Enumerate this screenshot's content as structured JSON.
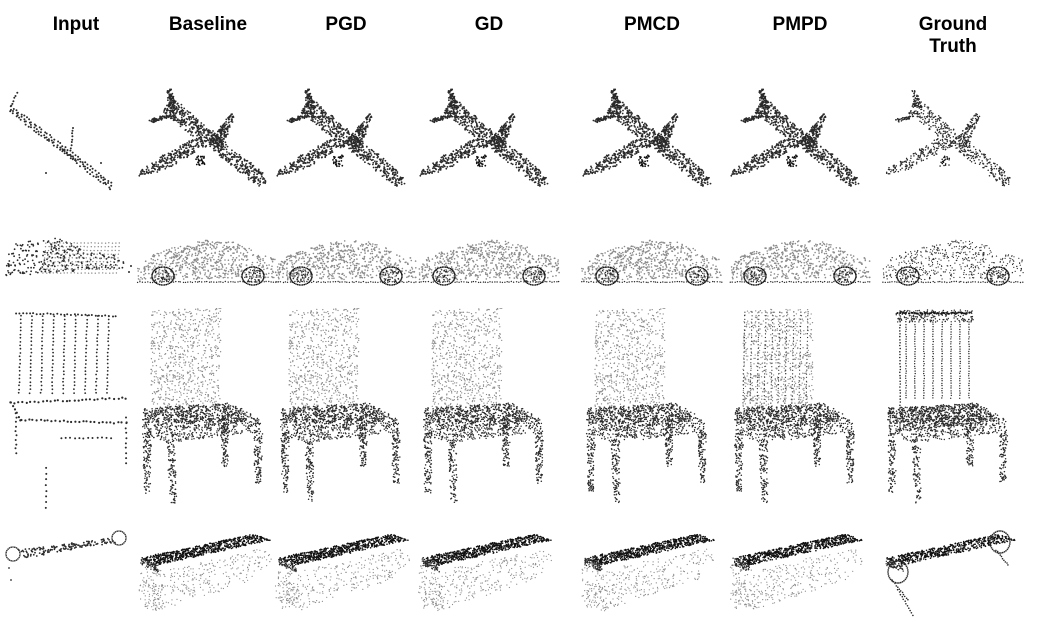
{
  "figure": {
    "columns": [
      {
        "id": "input",
        "label": "Input"
      },
      {
        "id": "baseline",
        "label": "Baseline"
      },
      {
        "id": "pgd",
        "label": "PGD"
      },
      {
        "id": "gd",
        "label": "GD"
      },
      {
        "id": "pmcd",
        "label": "PMCD"
      },
      {
        "id": "pmpd",
        "label": "PMPD"
      },
      {
        "id": "ground-truth",
        "label": "Ground\nTruth"
      }
    ],
    "rows": [
      {
        "id": "airplane",
        "object": "airplane-point-cloud"
      },
      {
        "id": "car",
        "object": "car-point-cloud"
      },
      {
        "id": "chair",
        "object": "chair-point-cloud"
      },
      {
        "id": "bench",
        "object": "bench-point-cloud"
      }
    ],
    "colors": {
      "point": "#2a2a2a",
      "point_light": "#8a8a8a",
      "background": "#ffffff"
    }
  }
}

#### [EXERCISE AIM]
Filter out all lines lacking the word "cloud" and copy the rest.

#### [WRITTEN RESPONSE]
        "object": "airplane-point-cloud"
        "object": "car-point-cloud"
        "object": "chair-point-cloud"
        "object": "bench-point-cloud"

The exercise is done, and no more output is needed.